Your response should consist solely of the records, written out exactly.

(DATA FOR THE TASK)

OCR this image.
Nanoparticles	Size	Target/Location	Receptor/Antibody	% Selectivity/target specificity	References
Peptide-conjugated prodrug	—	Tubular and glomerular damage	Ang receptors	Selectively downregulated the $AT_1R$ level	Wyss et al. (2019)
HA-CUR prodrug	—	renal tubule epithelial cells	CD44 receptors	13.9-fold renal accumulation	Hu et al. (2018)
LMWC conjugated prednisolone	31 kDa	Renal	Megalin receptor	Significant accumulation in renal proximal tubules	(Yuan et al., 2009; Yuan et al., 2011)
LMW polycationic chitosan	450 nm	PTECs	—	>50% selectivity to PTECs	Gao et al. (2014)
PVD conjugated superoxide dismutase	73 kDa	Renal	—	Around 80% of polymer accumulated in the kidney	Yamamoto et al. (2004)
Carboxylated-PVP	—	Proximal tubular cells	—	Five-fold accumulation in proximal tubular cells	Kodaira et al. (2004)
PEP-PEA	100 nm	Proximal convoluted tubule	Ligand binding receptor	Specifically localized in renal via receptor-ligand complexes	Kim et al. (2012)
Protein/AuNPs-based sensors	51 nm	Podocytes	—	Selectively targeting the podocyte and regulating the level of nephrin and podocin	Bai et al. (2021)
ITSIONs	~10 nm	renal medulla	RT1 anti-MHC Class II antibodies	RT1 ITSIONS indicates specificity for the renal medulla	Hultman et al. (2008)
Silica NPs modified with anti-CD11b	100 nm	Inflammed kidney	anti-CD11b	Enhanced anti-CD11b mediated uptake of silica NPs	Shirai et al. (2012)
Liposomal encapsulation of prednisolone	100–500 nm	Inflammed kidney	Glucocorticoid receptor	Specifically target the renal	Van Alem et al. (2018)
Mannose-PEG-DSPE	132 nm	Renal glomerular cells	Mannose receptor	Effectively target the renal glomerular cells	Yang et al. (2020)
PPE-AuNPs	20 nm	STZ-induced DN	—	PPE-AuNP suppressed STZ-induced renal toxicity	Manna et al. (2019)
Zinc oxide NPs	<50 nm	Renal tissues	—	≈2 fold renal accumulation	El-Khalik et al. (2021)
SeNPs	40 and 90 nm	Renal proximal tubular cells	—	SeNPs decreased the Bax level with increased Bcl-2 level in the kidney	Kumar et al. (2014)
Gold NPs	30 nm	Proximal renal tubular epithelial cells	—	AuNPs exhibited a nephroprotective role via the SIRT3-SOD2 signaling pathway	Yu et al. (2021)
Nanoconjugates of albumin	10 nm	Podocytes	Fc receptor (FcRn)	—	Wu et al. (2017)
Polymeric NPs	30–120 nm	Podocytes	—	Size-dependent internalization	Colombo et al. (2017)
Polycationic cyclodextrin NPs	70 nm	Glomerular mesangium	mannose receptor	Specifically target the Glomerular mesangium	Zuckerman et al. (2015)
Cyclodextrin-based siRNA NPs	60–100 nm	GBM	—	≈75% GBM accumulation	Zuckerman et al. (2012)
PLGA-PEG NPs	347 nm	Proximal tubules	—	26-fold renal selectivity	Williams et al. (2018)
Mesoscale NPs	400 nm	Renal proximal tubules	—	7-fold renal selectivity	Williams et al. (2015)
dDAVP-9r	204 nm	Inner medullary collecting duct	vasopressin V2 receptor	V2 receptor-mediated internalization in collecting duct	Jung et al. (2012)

(End DATA FOR THE TASK)

*WRITTEN SOLUTION*.
OCR this image.
Nanoparticles	Size	Target/Location	Receptor/Antibody	% Selectivity/target specificity	References
Peptide-conjugated prodrug	—	Tubular and glomerular damage	Ang receptors	Selectively downregulated the $AT_1R$ level	Wyss et al. (2019)
HA-CUR prodrug	—	renal tubule epithelial cells	CD44 receptors	13.9-fold renal accumulation	Hu et al. (2018)
LMWC conjugated prednisolone	31 kDa	Renal	Megalin receptor	Significant accumulation in renal proximal tubules	(Yuan et al., 2009; Yuan et al., 2011)
LMW polycationic chitosan	450 nm	PTECs	—	>50% selectivity to PTECs	Gao et al. (2014)
PVD conjugated superoxide dismutase	73 kDa	Renal	—	Around 80% of polymer accumulated in the kidney	Yamamoto et al. (2004)
Carboxylated-PVP	—	Proximal tubular cells	—	Five-fold accumulation in proximal tubular cells	Kodaira et al. (2004)
PEP-PEA	100 nm	Proximal convoluted tubule	Ligand binding receptor	Specifically localized in renal via receptor-ligand complexes	Kim et al. (2012)
Protein/AuNPs-based sensors	51 nm	Podocytes	—	Selectively targeting the podocyte and regulating the level of nephrin and podocin	Bai et al. (2021)
ITSIONs	~10 nm	renal medulla	RT1 anti-MHC Class II antibodies	RT1 ITSIONS indicates specificity for the renal medulla	Hultman et al. (2008)
Silica NPs modified with anti-CD11b	100 nm	Inflammed kidney	anti-CD11b	Enhanced anti-CD11b mediated uptake of silica NPs	Shirai et al. (2012)
Liposomal encapsulation of prednisolone	100–500 nm	Inflammed kidney	Glucocorticoid receptor	Specifically target the renal	Van Alem et al. (2018)
Mannose-PEG-DSPE	132 nm	Renal glomerular cells	Mannose receptor	Effectively target the renal glomerular cells	Yang et al. (2020)
PPE-AuNPs	20 nm	STZ-induced DN	—	PPE-AuNP suppressed STZ-induced renal toxicity	Manna et al. (2019)
Zinc oxide NPs	<50 nm	Renal tissues	—	≈2 fold renal accumulation	El-Khalik et al. (2021)
SeNPs	40 and 90 nm	Renal proximal tubular cells	—	SeNPs decreased the Bax level with increased Bcl-2 level in the kidney	Kumar et al. (2014)
Gold NPs	30 nm	Proximal renal tubular epithelial cells	—	AuNPs exhibited a nephroprotective role via the SIRT3-SOD2 signaling pathway	Yu et al. (2021)
Nanoconjugates of albumin	10 nm	Podocytes	Fc receptor (FcRn)	—	Wu et al. (2017)
Polymeric NPs	30–120 nm	Podocytes	—	Size-dependent internalization	Colombo et al. (2017)
Polycationic cyclodextrin NPs	70 nm	Glomerular mesangium	mannose receptor	Specifically target the Glomerular mesangium	Zuckerman et al. (2015)
Cyclodextrin-based siRNA NPs	60–100 nm	GBM	—	≈75% GBM accumulation	Zuckerman et al. (2012)
PLGA-PEG NPs	347 nm	Proximal tubules	—	26-fold renal selectivity	Williams et al. (2018)
Mesoscale NPs	400 nm	Renal proximal tubules	—	7-fold renal selectivity	Williams et al. (2015)
dDAVP-9r	204 nm	Inner medullary collecting duct	vasopressin V2 receptor	V2 receptor-mediated internalization in collecting duct	Jung et al. (2012)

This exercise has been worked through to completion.